- **Records supplied**
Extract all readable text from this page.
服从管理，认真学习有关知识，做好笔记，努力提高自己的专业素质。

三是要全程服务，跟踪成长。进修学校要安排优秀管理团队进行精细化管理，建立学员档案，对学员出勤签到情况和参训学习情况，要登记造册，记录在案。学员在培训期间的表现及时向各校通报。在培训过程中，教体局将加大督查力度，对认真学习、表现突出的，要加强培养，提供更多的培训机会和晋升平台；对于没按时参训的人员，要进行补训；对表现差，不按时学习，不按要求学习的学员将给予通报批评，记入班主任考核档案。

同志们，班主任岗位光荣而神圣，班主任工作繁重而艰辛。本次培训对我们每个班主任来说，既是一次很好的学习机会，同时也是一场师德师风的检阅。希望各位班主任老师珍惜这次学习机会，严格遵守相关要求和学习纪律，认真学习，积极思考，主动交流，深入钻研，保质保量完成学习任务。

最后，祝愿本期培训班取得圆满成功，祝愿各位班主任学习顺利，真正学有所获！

- **Task to complete**
Set out the complete listing exactly as shown.

- **Reply**
Extract all readable text from this page.
服从管理，认真学习有关知识，做好笔记，努力提高自己的专业素质。

三是要全程服务，跟踪成长。进修学校要安排优秀管理团队进行精细化管理，建立学员档案，对学员出勤签到情况和参训学习情况，要登记造册，记录在案。学员在培训期间的表现及时向各校通报。在培训过程中，教体局将加大督查力度，对认真学习、表现突出的，要加强培养，提供更多的培训机会和晋升平台；对于没按时参训的人员，要进行补训；对表现差，不按时学习，不按要求学习的学员将给予通报批评，记入班主任考核档案。

同志们，班主任岗位光荣而神圣，班主任工作繁重而艰辛。本次培训对我们每个班主任来说，既是一次很好的学习机会，同时也是一场师德师风的检阅。希望各位班主任老师珍惜这次学习机会，严格遵守相关要求和学习纪律，认真学习，积极思考，主动交流，深入钻研，保质保量完成学习任务。

最后，祝愿本期培训班取得圆满成功，祝愿各位班主任学习顺利，真正学有所获！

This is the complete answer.